====== Task input

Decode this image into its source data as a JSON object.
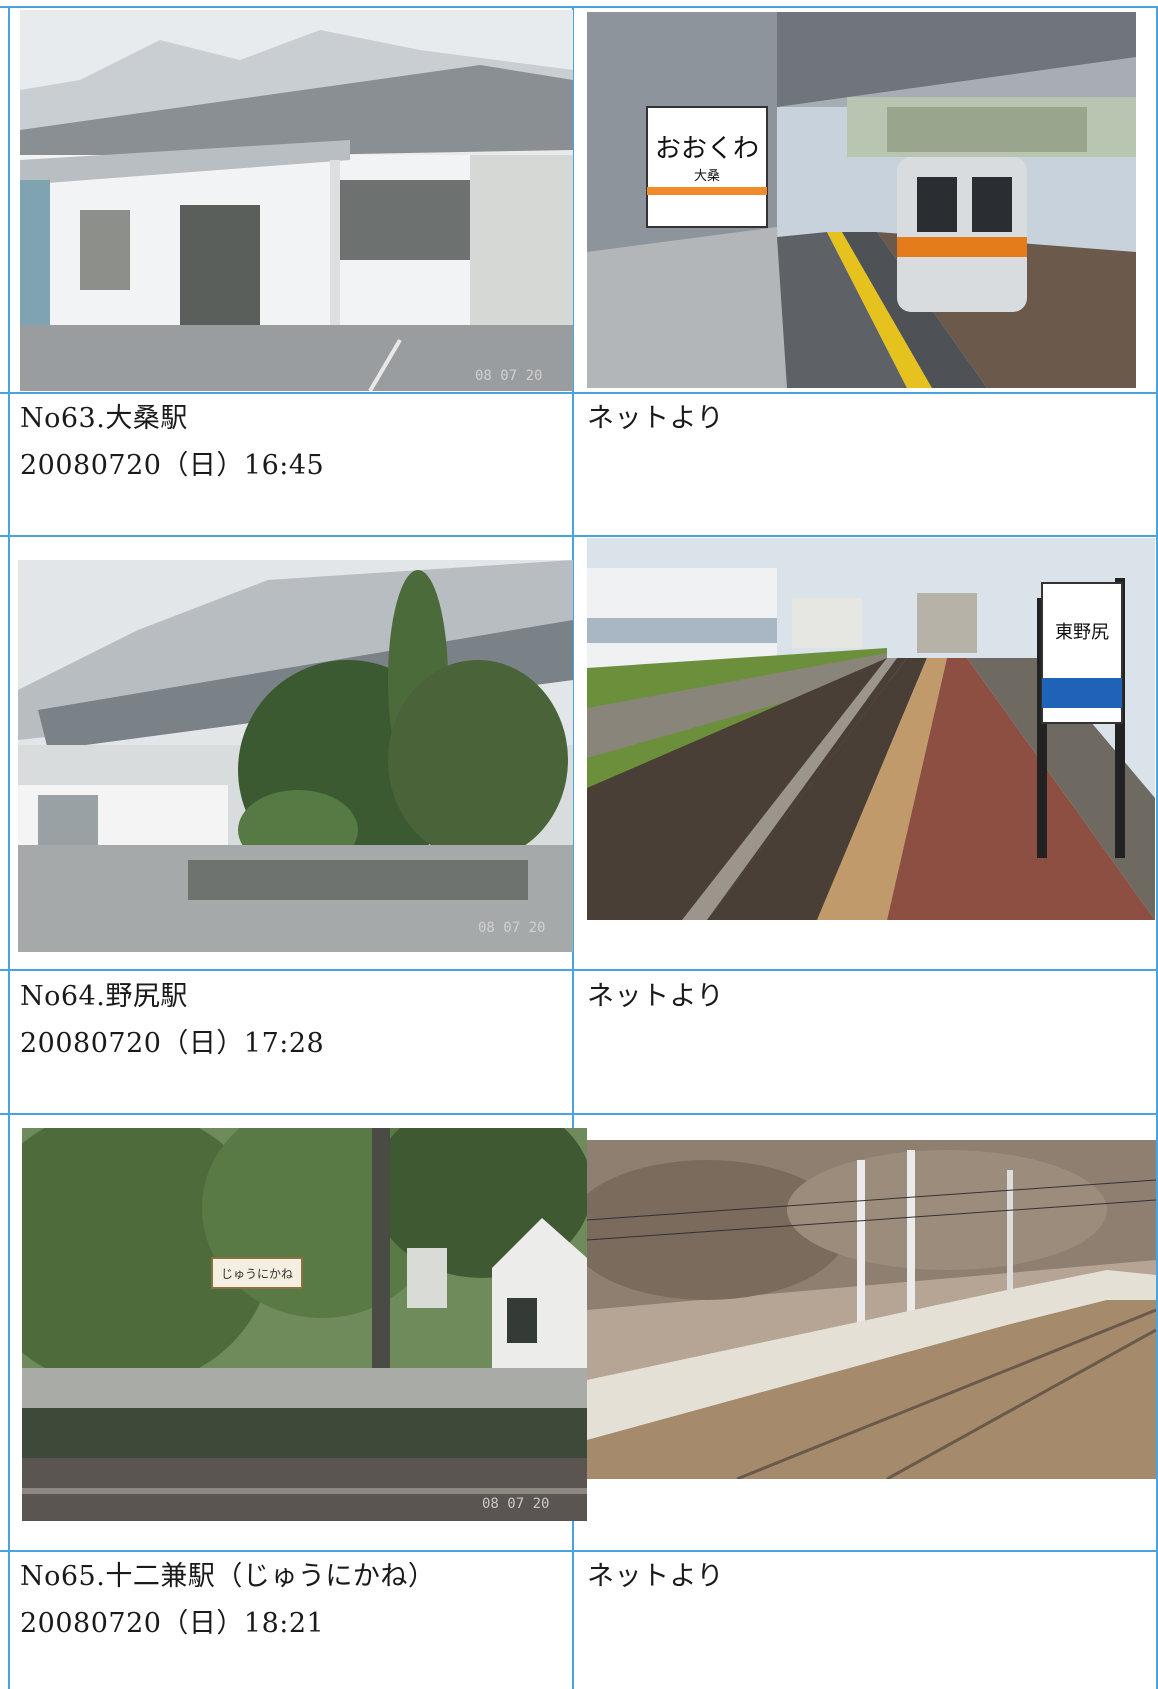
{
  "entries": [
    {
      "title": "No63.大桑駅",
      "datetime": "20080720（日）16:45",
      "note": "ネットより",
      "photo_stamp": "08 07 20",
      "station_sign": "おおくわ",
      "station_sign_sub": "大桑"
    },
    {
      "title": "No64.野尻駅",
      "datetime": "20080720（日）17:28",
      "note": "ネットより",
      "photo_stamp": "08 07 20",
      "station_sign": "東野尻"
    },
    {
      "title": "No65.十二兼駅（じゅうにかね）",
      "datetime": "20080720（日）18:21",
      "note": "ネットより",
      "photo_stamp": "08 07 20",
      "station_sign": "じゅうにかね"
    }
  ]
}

============

**Directions:** Make an exact copy of every entry above, minus the images.

**Finished exercise:**
Decode this image into its source data as a JSON object.
{
  "entries": [
    {
      "title": "No63.大桑駅",
      "datetime": "20080720（日）16:45",
      "note": "ネットより",
      "photo_stamp": "08 07 20",
      "station_sign": "おおくわ",
      "station_sign_sub": "大桑"
    },
    {
      "title": "No64.野尻駅",
      "datetime": "20080720（日）17:28",
      "note": "ネットより",
      "photo_stamp": "08 07 20",
      "station_sign": "東野尻"
    },
    {
      "title": "No65.十二兼駅（じゅうにかね）",
      "datetime": "20080720（日）18:21",
      "note": "ネットより",
      "photo_stamp": "08 07 20",
      "station_sign": "じゅうにかね"
    }
  ]
}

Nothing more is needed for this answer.